WHAT YOU WILL DO: All the data should be repeated exactly. Any image in it is left out.
** START RECORDS FOR PROCESSING **
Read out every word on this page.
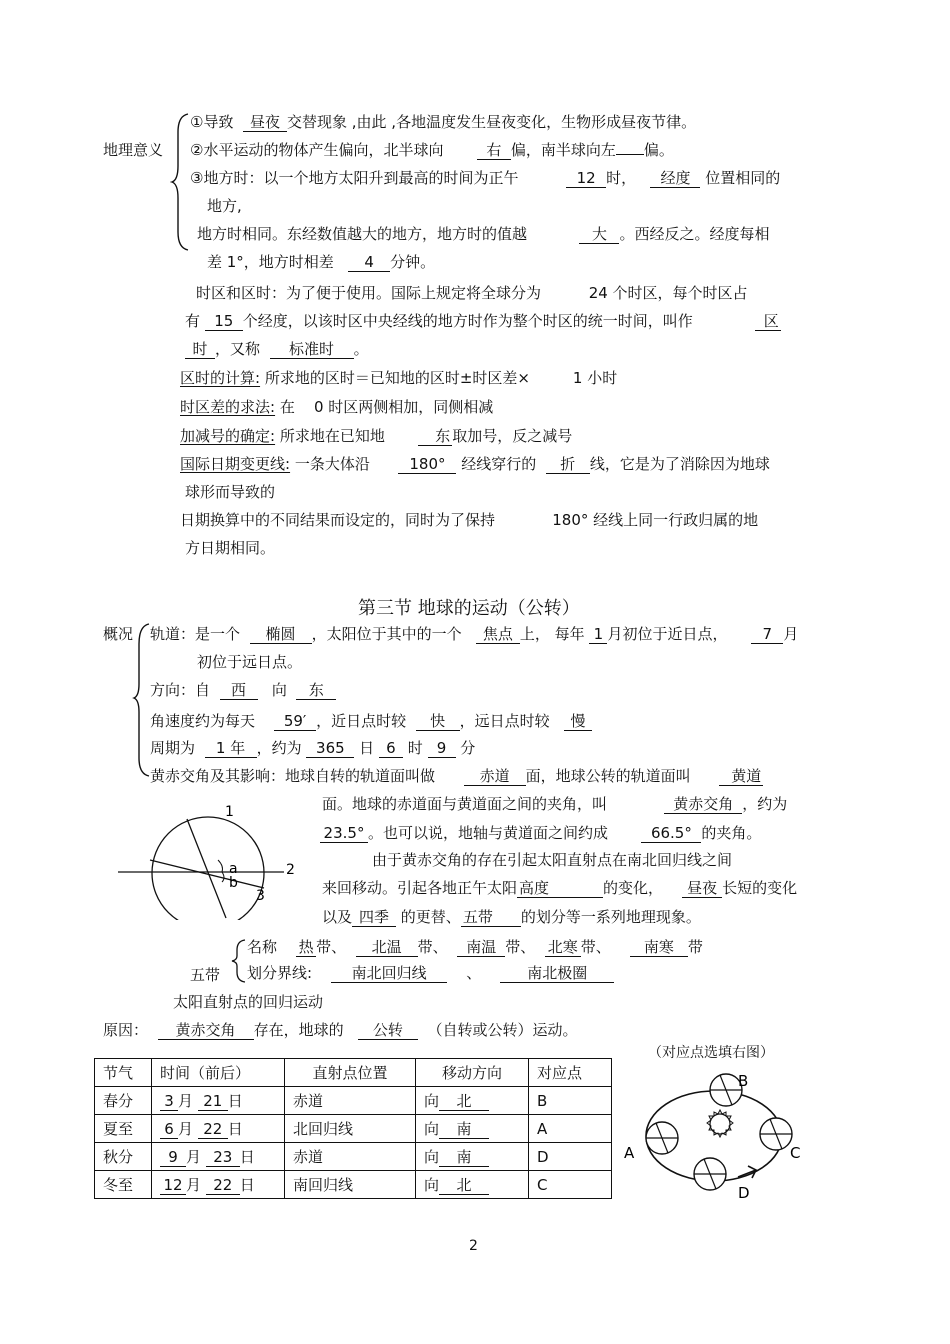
地理意义
①导致 昼夜 交替现象 ,由此 ,各地温度发生昼夜变化，生物形成昼夜节律。
②水平运动的物体产生偏向，北半球向	右 偏，南半球向左 偏。
③地方时：以一个地方太阳升到最高的时间为正午	12 时， 经度 位置相同的
地方,
地方时相同。东经数值越大的地方，地方时的值越	大 。西经反之。经度每相
差 1°，地方时相差 4 分钟。
时区和区时：为了便于使用。国际上规定将全球分为	24 个时区，每个时区占
有 15 个经度，以该时区中央经线的地方时作为整个时区的统一时间，叫作	区
时 ，又称 标准时 。
区时的计算: 所求地的区时＝已知地的区时±时区差×	1 小时
时区差的求法: 在 0 时区两侧相加，同侧相减
加减号的确定: 所求地在已知地	东 取加号，反之减号
国际日期变更线: 一条大体沿	180° 经线穿行的 折 线，它是为了消除因为地球
球形而导致的
日期换算中的不同结果而设定的，同时为了保持	180° 经线上同一行政归属的地
方日期相同。
第三节 地球的运动（公转）
概况 轨道：是一个 椭圆 ，太阳位于其中的一个 焦点 上， 每年 1 月初位于近日点， 7 月
初位于远日点。
方向：自 西 向 东
角速度约为每天 59′ ，近日点时较 快 ，远日点时较 慢
周期为 1 年 ，约为 365 日 6 时 9 分
黄赤交角及其影响：地球自转的轨道面叫做	赤道 面，地球公转的轨道面叫	黄道
面。地球的赤道面与黄道面之间的夹角，叫	黄赤交角 ，约为
23.5° 。也可以说，地轴与黄道面之间约成	66.5° 的夹角。
由于黄赤交角的存在引起太阳直射点在南北回归线之间
来回移动。引起各地正午太阳 高度	的变化， 昼夜 长短的变化
以及 四季 的更替、 五带 的划分等一系列地理现象。
1
2
3
a
b
五带
名称 热 带、 北温 带、 南温 带、 北寒 带、 南寒 带
划分界线:	南北回归线	、	南北极圈
太阳直射点的回归运动
原因： 黄赤交角 存在，地球的 公转 （自转或公转）运动。
（对应点选填右图）
节气	时间（前后）	直射点位置	移动方向	对应点
春分	3 月 21 日	赤道	向 北	B
夏至	6 月 22 日	北回归线	向 南	A
秋分	9 月 23 日	赤道	向 南	D
冬至	12 月 22 日	南回归线	向 北	C
B
A	C
D
2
** END RECORDS FOR PROCESSING **
OUTPUT FOR THIS EXERCISE:
Read out every word on this page.
地理意义
①导致 昼夜 交替现象 ,由此 ,各地温度发生昼夜变化，生物形成昼夜节律。
②水平运动的物体产生偏向，北半球向	右 偏，南半球向左 偏。
③地方时：以一个地方太阳升到最高的时间为正午	12 时， 经度 位置相同的
地方,
地方时相同。东经数值越大的地方，地方时的值越	大 。西经反之。经度每相
差 1°，地方时相差 4 分钟。
时区和区时：为了便于使用。国际上规定将全球分为	24 个时区，每个时区占
有 15 个经度，以该时区中央经线的地方时作为整个时区的统一时间，叫作	区
时 ，又称 标准时 。
区时的计算: 所求地的区时＝已知地的区时±时区差×	1 小时
时区差的求法: 在 0 时区两侧相加，同侧相减
加减号的确定: 所求地在已知地	东 取加号，反之减号
国际日期变更线: 一条大体沿	180° 经线穿行的 折 线，它是为了消除因为地球
球形而导致的
日期换算中的不同结果而设定的，同时为了保持	180° 经线上同一行政归属的地
方日期相同。
第三节 地球的运动（公转）
概况 轨道：是一个 椭圆 ，太阳位于其中的一个 焦点 上， 每年 1 月初位于近日点， 7 月
初位于远日点。
方向：自 西 向 东
角速度约为每天 59′ ，近日点时较 快 ，远日点时较 慢
周期为 1 年 ，约为 365 日 6 时 9 分
黄赤交角及其影响：地球自转的轨道面叫做	赤道 面，地球公转的轨道面叫	黄道
面。地球的赤道面与黄道面之间的夹角，叫	黄赤交角 ，约为
23.5° 。也可以说，地轴与黄道面之间约成	66.5° 的夹角。
由于黄赤交角的存在引起太阳直射点在南北回归线之间
来回移动。引起各地正午太阳 高度	的变化， 昼夜 长短的变化
以及 四季 的更替、 五带 的划分等一系列地理现象。
1
2
3
a
b
五带
名称 热 带、 北温 带、 南温 带、 北寒 带、 南寒 带
划分界线:	南北回归线	、	南北极圈
太阳直射点的回归运动
原因： 黄赤交角 存在，地球的 公转 （自转或公转）运动。
（对应点选填右图）
节气	时间（前后）	直射点位置	移动方向	对应点
春分	3 月 21 日	赤道	向 北	B
夏至	6 月 22 日	北回归线	向 南	A
秋分	9 月 23 日	赤道	向 南	D
冬至	12 月 22 日	南回归线	向 北	C
B
A	C
D
2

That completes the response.